Begin DATA PROVIDED
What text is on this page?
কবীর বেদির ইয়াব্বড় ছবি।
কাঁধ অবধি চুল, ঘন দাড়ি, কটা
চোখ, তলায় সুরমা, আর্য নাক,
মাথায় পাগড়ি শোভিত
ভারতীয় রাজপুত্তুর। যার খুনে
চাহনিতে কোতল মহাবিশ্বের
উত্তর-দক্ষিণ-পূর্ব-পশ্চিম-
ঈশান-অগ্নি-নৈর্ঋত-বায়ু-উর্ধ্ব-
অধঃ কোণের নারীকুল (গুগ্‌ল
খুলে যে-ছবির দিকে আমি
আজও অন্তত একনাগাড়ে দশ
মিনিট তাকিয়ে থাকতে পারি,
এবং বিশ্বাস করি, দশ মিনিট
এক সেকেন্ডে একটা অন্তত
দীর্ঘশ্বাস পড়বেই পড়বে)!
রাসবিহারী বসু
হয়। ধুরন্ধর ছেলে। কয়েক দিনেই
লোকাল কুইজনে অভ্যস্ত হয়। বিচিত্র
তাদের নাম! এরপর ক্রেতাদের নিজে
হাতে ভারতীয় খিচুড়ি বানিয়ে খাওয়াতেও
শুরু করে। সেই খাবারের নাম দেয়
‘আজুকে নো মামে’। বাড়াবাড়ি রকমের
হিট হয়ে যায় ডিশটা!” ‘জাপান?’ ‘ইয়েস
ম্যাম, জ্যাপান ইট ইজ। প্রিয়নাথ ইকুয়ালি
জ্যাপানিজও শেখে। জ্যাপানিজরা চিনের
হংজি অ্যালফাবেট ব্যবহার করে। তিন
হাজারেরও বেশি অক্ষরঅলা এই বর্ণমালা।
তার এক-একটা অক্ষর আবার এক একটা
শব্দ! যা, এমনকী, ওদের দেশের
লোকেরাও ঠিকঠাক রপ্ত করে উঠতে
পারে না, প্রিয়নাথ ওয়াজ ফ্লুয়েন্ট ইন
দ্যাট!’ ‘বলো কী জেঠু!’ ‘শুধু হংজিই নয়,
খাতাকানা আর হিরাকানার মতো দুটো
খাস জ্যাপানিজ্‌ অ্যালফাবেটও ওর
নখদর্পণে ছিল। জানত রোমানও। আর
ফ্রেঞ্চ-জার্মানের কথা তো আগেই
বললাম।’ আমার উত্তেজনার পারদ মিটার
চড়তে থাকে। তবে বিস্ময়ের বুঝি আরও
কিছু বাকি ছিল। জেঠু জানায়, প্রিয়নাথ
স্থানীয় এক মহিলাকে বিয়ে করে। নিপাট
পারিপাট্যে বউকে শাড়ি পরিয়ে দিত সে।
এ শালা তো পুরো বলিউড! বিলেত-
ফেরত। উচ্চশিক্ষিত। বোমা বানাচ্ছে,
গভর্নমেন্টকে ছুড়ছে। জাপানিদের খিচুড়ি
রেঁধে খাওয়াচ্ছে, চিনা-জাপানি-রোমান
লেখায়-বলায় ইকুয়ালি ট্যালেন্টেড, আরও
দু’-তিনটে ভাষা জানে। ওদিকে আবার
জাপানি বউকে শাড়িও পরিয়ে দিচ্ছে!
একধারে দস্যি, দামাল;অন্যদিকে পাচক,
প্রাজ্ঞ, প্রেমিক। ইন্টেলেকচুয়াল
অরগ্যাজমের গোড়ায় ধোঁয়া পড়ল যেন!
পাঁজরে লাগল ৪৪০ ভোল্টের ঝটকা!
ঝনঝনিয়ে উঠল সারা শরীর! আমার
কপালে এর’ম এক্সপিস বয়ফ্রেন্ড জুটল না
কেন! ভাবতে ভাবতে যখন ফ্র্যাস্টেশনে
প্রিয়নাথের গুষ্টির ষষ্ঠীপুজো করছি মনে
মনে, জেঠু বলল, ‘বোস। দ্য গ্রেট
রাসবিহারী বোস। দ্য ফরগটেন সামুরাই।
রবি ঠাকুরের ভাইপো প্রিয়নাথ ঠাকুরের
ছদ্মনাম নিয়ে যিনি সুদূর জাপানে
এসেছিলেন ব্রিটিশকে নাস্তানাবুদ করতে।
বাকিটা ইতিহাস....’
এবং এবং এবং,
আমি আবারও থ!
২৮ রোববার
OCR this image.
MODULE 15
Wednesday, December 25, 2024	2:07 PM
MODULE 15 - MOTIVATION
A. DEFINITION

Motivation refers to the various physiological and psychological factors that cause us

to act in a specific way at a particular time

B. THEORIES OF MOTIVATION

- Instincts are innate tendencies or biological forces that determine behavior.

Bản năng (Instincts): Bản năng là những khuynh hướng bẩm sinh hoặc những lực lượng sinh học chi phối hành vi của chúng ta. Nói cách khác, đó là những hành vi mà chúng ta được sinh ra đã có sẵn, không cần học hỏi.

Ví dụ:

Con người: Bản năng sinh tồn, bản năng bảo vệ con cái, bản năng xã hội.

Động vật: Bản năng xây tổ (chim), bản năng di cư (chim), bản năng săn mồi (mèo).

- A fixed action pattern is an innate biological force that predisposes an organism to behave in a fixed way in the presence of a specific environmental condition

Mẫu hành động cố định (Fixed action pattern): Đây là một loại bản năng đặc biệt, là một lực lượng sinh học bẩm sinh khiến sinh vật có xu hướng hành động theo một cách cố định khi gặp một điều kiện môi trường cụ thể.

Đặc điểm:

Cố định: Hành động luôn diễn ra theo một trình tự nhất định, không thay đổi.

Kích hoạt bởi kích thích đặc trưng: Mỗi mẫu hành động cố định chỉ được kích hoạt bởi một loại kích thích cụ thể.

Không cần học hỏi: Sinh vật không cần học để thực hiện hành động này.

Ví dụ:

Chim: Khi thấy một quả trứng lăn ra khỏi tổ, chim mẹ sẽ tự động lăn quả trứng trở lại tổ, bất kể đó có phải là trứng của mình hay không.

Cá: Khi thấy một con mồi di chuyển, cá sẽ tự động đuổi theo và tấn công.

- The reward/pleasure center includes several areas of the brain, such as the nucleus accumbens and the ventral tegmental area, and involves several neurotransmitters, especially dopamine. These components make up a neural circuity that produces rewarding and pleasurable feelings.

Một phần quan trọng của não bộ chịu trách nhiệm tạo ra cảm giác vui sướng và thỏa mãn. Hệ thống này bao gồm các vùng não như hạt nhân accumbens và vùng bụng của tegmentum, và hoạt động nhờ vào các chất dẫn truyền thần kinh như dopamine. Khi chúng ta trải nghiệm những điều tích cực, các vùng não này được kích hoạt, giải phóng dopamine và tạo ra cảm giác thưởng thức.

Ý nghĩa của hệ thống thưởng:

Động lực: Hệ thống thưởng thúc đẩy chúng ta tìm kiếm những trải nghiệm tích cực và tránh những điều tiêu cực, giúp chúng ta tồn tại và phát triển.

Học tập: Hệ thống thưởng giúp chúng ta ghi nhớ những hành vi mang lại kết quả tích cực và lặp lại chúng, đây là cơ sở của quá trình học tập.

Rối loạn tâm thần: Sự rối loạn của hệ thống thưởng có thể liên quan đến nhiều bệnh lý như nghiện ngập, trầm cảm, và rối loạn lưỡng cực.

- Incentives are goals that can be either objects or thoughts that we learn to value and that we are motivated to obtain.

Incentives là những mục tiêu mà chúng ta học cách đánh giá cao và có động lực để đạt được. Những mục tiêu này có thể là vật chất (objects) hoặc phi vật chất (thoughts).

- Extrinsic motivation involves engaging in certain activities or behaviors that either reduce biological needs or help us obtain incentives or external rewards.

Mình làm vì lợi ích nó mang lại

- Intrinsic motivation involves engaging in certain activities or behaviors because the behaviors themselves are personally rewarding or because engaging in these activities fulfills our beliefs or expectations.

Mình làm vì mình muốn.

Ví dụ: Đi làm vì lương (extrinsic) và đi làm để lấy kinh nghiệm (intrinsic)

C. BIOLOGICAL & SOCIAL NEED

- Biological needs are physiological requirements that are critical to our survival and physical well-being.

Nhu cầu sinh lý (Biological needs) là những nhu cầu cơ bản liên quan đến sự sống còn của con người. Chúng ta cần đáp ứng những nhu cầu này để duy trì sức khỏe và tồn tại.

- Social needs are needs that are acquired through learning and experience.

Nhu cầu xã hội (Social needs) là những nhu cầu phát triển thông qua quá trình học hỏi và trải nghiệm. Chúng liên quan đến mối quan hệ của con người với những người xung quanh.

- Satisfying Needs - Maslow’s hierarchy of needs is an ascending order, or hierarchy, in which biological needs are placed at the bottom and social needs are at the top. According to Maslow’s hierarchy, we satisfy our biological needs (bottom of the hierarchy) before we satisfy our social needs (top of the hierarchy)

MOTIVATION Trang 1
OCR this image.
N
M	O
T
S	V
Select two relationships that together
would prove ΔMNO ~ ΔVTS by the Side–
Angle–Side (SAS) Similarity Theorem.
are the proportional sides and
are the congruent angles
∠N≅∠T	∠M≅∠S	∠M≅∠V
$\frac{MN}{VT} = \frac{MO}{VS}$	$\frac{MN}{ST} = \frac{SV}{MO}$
End DATA PROVIDED
## WHAT THIS TASK INVOLVES
Return each line of the listing that holds the string "tiêu".

## ANSWER FOR THE TASK
Động lực: Hệ thống thưởng thúc đẩy chúng ta tìm kiếm những trải nghiệm tích cực và tránh những điều tiêu cực, giúp chúng ta tồn tại và phát triển.
Incentives là những mục tiêu mà chúng ta học cách đánh giá cao và có động lực để đạt được. Những mục tiêu này có thể là vật chất (objects) hoặc phi vật chất (thoughts).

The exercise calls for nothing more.